◆ Stated goal: Report how many lines in the records below contain the word "услуги". Give only the number.

◆ Source records:
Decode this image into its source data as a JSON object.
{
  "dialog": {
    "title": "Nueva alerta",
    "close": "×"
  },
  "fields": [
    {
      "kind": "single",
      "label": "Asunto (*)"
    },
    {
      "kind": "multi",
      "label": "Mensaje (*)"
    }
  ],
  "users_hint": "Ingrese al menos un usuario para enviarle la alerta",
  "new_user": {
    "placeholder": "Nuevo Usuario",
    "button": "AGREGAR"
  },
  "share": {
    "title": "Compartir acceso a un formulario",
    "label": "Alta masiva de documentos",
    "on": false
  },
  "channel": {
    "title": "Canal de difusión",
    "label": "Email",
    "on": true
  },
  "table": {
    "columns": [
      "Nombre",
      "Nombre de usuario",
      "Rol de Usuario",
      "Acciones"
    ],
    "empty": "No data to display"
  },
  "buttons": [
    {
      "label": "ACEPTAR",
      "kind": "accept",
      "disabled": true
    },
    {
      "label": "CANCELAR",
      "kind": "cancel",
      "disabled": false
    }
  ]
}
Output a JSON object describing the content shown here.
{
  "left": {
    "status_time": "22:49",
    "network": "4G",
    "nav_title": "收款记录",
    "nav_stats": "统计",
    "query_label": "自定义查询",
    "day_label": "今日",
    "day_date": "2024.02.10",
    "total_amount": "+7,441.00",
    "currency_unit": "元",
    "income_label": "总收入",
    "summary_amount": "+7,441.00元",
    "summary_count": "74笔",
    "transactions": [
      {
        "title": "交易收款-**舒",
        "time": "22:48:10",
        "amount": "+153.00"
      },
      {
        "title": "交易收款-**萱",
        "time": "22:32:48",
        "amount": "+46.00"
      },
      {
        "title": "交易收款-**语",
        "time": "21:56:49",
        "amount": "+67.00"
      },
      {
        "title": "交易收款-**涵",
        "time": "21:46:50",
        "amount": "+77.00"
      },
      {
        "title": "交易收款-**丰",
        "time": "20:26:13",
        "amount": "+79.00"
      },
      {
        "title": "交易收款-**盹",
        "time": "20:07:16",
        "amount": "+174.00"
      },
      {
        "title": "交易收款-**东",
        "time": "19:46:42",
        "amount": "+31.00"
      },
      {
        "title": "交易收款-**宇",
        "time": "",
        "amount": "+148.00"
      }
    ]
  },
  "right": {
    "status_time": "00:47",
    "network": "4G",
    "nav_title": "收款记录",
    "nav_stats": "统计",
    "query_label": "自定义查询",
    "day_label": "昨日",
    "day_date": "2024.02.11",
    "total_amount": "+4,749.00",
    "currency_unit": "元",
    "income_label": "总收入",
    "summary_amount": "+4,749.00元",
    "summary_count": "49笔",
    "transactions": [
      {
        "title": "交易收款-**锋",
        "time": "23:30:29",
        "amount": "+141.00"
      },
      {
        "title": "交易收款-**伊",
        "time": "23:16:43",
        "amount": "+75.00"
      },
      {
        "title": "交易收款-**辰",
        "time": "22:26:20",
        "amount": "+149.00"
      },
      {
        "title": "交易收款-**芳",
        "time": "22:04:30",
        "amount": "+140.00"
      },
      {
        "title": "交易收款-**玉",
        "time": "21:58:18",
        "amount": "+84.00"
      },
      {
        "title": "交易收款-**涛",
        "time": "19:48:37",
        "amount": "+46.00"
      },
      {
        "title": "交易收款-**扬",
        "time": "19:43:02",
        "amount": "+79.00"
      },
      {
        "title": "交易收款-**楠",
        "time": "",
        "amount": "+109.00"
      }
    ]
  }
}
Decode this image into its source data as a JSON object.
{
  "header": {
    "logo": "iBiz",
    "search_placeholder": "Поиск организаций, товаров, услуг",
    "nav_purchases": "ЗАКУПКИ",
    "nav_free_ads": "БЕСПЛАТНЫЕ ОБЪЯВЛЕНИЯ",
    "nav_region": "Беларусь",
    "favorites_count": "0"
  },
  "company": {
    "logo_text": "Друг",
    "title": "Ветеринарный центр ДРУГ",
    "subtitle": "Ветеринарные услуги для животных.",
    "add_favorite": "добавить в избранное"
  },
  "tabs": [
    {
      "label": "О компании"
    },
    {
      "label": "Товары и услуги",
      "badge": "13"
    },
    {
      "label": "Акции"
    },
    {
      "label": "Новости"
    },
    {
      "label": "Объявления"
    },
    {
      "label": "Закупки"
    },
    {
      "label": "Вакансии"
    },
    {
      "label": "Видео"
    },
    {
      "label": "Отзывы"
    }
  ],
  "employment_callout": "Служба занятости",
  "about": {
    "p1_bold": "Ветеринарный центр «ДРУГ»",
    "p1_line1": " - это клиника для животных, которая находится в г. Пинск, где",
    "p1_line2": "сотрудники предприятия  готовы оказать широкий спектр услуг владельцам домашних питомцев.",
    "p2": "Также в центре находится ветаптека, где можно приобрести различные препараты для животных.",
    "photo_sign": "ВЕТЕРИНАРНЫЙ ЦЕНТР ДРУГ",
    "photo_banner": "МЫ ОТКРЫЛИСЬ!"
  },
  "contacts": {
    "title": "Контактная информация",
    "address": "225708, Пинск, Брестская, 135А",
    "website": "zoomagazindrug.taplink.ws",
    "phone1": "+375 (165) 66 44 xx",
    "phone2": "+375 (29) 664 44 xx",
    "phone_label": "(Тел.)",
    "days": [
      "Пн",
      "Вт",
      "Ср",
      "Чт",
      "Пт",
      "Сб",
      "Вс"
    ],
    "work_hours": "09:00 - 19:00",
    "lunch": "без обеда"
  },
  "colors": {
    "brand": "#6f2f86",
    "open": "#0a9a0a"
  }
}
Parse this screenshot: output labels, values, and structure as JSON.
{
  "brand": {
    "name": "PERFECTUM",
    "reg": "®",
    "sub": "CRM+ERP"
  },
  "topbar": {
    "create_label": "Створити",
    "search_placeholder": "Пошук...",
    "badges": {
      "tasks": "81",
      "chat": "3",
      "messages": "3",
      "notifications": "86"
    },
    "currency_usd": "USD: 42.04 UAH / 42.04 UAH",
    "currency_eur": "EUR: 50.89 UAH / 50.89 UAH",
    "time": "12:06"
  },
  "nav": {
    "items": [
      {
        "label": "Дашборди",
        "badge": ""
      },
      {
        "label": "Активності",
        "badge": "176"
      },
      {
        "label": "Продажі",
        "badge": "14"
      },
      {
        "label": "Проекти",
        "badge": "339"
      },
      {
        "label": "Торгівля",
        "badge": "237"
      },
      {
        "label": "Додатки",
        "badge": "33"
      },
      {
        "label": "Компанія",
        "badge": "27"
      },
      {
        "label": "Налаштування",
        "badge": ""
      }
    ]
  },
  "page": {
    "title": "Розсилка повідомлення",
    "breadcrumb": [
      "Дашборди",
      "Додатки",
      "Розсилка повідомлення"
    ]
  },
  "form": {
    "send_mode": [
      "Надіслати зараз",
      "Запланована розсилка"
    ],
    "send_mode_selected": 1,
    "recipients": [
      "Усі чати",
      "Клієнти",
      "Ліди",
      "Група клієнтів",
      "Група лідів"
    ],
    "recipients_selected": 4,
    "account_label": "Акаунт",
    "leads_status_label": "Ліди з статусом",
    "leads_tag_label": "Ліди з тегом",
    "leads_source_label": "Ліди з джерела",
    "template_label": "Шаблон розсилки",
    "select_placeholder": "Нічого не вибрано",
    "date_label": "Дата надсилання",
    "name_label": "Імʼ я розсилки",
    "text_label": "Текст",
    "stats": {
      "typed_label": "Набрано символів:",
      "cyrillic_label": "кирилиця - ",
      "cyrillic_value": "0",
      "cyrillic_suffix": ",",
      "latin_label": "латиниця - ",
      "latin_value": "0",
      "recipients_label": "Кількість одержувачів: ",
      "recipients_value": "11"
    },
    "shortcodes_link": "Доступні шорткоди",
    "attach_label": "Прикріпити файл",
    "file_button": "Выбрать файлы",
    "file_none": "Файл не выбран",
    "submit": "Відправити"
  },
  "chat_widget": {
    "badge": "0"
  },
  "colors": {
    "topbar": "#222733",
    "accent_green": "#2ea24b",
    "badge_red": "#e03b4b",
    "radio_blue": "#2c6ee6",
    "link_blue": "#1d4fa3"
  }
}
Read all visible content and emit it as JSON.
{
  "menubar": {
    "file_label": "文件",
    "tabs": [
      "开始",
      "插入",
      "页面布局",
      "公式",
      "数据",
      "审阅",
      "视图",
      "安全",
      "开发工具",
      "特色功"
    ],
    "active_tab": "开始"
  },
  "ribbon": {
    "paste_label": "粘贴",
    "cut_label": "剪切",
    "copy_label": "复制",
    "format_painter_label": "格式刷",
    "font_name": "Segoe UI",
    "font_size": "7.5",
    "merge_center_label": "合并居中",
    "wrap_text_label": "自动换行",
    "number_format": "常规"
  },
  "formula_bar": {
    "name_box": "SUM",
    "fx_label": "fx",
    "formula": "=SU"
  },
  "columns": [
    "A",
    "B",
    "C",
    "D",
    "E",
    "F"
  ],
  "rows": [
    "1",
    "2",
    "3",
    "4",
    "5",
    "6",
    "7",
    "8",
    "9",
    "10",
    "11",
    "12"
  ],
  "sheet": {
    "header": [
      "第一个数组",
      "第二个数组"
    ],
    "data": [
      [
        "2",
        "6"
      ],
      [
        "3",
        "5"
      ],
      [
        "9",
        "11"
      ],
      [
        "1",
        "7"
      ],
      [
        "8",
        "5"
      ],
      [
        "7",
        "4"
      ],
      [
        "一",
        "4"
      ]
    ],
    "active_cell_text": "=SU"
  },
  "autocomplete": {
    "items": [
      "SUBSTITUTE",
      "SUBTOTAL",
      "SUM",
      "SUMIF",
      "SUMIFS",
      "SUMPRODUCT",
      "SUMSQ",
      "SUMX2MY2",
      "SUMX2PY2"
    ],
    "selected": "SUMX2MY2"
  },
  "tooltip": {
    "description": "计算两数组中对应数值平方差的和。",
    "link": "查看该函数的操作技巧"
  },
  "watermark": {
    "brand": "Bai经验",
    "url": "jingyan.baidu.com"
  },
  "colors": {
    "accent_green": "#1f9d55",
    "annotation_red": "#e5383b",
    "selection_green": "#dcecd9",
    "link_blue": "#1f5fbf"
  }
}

◆ Response: 2